## Directions
The records below need retyping in full; give them again exactly.

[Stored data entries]

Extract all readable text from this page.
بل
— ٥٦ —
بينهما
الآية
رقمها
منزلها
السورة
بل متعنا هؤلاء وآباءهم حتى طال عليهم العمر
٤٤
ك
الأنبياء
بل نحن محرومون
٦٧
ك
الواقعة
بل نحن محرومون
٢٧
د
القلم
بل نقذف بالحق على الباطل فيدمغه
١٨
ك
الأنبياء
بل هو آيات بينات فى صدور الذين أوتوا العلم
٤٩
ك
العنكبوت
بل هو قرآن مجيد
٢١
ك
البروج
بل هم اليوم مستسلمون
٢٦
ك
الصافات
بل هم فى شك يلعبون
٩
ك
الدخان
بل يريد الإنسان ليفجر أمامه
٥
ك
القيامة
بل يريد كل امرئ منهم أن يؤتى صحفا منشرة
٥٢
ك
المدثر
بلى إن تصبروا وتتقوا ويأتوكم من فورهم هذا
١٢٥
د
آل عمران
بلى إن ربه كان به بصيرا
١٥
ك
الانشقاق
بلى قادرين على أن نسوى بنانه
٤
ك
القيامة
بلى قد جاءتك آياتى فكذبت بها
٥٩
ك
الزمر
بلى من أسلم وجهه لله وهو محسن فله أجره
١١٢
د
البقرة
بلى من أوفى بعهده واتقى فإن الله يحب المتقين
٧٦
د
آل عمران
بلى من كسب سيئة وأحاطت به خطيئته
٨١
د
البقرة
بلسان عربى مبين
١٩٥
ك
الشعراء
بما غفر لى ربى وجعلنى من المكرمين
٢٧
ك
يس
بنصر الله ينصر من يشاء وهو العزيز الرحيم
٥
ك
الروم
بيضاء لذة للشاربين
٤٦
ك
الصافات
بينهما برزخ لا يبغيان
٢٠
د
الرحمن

## The response
Extract all readable text from this page.
بل
— ٥٦ —
بينهما
الآية
رقمها
منزلها
السورة
بل متعنا هؤلاء وآباءهم حتى طال عليهم العمر
٤٤
ك
الأنبياء
بل نحن محرومون
٦٧
ك
الواقعة
بل نحن محرومون
٢٧
د
القلم
بل نقذف بالحق على الباطل فيدمغه
١٨
ك
الأنبياء
بل هو آيات بينات فى صدور الذين أوتوا العلم
٤٩
ك
العنكبوت
بل هو قرآن مجيد
٢١
ك
البروج
بل هم اليوم مستسلمون
٢٦
ك
الصافات
بل هم فى شك يلعبون
٩
ك
الدخان
بل يريد الإنسان ليفجر أمامه
٥
ك
القيامة
بل يريد كل امرئ منهم أن يؤتى صحفا منشرة
٥٢
ك
المدثر
بلى إن تصبروا وتتقوا ويأتوكم من فورهم هذا
١٢٥
د
آل عمران
بلى إن ربه كان به بصيرا
١٥
ك
الانشقاق
بلى قادرين على أن نسوى بنانه
٤
ك
القيامة
بلى قد جاءتك آياتى فكذبت بها
٥٩
ك
الزمر
بلى من أسلم وجهه لله وهو محسن فله أجره
١١٢
د
البقرة
بلى من أوفى بعهده واتقى فإن الله يحب المتقين
٧٦
د
آل عمران
بلى من كسب سيئة وأحاطت به خطيئته
٨١
د
البقرة
بلسان عربى مبين
١٩٥
ك
الشعراء
بما غفر لى ربى وجعلنى من المكرمين
٢٧
ك
يس
بنصر الله ينصر من يشاء وهو العزيز الرحيم
٥
ك
الروم
بيضاء لذة للشاربين
٤٦
ك
الصافات
بينهما برزخ لا يبغيان
٢٠
د
الرحمن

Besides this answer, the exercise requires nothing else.